Goal
Output exactly, please, the lines of the records below from the one containing "Output a JSON" through the final line.

[Begin]

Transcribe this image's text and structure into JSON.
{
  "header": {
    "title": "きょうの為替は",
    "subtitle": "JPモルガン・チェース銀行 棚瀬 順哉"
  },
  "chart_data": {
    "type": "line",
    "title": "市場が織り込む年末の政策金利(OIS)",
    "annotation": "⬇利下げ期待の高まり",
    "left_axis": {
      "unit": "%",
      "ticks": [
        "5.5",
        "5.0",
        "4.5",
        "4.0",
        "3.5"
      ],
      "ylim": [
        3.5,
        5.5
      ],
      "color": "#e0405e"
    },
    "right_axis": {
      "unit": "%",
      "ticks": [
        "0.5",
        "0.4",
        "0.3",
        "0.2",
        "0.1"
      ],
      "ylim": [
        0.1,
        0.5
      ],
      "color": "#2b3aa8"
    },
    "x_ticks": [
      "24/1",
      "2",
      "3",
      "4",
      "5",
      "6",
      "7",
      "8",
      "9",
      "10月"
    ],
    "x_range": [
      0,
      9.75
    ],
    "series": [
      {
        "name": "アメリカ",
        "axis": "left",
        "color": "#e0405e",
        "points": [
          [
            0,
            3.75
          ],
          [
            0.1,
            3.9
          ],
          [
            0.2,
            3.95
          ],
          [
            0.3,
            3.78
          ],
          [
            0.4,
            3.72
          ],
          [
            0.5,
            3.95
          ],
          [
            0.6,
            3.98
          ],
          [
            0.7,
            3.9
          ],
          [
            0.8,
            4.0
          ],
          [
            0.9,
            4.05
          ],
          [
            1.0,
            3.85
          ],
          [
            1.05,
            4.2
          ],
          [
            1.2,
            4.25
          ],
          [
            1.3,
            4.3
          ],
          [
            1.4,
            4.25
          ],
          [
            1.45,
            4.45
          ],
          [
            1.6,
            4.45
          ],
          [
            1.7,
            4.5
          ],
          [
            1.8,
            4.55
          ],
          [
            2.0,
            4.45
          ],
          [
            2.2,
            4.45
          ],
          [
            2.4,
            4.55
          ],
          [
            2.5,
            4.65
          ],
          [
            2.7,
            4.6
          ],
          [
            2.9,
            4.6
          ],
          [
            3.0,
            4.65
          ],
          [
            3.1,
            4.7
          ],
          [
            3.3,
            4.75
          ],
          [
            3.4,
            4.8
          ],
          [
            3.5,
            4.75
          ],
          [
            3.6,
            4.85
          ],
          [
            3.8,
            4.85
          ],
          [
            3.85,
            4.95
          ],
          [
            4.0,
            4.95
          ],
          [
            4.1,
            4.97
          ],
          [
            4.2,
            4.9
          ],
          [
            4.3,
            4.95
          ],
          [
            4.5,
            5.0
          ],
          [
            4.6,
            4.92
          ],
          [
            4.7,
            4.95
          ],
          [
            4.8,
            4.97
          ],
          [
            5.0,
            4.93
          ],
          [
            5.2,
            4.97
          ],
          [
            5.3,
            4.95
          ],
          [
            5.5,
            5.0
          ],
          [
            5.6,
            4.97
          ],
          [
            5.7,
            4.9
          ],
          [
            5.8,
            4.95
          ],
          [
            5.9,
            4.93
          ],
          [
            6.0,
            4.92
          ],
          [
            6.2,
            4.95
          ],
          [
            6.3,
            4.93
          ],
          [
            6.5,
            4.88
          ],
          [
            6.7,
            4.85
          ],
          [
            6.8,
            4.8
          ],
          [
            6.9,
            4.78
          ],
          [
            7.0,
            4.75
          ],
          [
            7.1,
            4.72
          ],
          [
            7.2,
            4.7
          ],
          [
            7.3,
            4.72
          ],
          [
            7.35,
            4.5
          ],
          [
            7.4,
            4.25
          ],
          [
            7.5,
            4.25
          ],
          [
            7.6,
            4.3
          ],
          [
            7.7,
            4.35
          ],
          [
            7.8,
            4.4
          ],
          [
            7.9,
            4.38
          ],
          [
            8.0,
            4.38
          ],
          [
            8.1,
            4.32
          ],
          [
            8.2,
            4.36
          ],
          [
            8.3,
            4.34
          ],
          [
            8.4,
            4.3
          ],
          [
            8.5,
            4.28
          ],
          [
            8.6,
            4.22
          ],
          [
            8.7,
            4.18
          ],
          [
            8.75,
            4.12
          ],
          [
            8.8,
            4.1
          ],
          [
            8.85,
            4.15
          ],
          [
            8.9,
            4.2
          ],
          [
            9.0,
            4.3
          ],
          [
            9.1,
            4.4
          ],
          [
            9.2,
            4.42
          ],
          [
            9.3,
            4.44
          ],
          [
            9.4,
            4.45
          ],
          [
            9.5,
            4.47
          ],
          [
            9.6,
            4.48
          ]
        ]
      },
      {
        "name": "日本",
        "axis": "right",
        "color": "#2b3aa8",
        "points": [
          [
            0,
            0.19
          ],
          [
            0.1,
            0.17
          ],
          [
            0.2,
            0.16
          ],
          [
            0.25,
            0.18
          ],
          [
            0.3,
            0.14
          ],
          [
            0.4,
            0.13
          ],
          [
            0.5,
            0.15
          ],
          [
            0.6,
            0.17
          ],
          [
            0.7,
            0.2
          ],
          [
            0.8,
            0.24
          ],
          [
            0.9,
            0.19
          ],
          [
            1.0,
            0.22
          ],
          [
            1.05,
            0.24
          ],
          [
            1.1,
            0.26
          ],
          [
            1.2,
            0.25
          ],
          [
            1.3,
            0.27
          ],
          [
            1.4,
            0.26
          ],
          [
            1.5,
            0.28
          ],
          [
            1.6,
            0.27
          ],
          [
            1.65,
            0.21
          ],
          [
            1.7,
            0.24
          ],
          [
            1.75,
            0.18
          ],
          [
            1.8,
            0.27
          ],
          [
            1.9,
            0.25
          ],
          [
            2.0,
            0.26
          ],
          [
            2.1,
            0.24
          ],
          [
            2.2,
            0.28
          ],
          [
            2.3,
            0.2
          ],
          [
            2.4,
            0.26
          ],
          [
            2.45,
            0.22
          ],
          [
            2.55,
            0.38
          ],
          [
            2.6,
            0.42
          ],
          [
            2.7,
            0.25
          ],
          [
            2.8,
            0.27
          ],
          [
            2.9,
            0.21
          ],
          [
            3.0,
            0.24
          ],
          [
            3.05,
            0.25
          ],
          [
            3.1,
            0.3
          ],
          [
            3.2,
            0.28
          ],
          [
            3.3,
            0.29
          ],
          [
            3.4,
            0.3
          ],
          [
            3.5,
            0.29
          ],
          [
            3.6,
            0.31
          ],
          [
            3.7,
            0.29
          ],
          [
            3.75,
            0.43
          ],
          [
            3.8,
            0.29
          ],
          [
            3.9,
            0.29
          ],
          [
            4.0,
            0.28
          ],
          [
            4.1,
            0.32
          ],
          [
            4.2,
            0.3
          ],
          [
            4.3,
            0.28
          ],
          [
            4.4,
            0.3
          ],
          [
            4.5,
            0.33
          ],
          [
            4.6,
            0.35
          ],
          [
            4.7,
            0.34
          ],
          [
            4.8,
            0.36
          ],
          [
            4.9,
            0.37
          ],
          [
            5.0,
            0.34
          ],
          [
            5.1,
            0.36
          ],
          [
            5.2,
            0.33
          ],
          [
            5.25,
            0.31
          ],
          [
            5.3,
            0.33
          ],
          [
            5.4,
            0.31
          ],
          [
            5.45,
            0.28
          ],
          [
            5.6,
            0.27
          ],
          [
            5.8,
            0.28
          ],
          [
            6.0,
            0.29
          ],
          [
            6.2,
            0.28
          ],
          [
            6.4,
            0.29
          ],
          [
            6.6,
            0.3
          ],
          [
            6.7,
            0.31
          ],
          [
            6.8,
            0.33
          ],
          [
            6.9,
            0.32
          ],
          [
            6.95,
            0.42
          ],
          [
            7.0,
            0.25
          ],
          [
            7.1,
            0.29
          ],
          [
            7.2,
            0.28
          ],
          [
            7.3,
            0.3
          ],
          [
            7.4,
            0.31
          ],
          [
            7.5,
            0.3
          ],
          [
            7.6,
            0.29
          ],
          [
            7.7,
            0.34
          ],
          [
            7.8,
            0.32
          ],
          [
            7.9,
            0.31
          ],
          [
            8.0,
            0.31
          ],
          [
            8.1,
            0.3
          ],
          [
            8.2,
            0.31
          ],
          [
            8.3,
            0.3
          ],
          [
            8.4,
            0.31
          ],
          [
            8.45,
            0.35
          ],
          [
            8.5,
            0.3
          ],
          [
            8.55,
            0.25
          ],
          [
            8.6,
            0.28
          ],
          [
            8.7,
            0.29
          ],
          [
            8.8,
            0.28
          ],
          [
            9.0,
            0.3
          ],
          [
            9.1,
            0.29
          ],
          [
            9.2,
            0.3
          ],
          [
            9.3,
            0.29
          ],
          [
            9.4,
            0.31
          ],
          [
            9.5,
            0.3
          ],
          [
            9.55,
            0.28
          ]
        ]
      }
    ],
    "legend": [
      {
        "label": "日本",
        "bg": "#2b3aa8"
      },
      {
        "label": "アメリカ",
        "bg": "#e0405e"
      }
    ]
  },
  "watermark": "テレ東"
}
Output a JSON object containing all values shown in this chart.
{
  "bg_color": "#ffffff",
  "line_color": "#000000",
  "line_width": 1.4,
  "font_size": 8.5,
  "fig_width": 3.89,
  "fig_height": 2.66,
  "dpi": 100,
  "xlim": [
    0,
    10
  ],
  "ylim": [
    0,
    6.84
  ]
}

[End]

Exercise output
Output a JSON object containing all values shown in this chart.
{
  "bg_color": "#ffffff",
  "line_color": "#000000",
  "line_width": 1.4,
  "font_size": 8.5,
  "fig_width": 3.89,
  "fig_height": 2.66,
  "dpi": 100,
  "xlim": [
    0,
    10
  ],
  "ylim": [
    0,
    6.84
  ]
}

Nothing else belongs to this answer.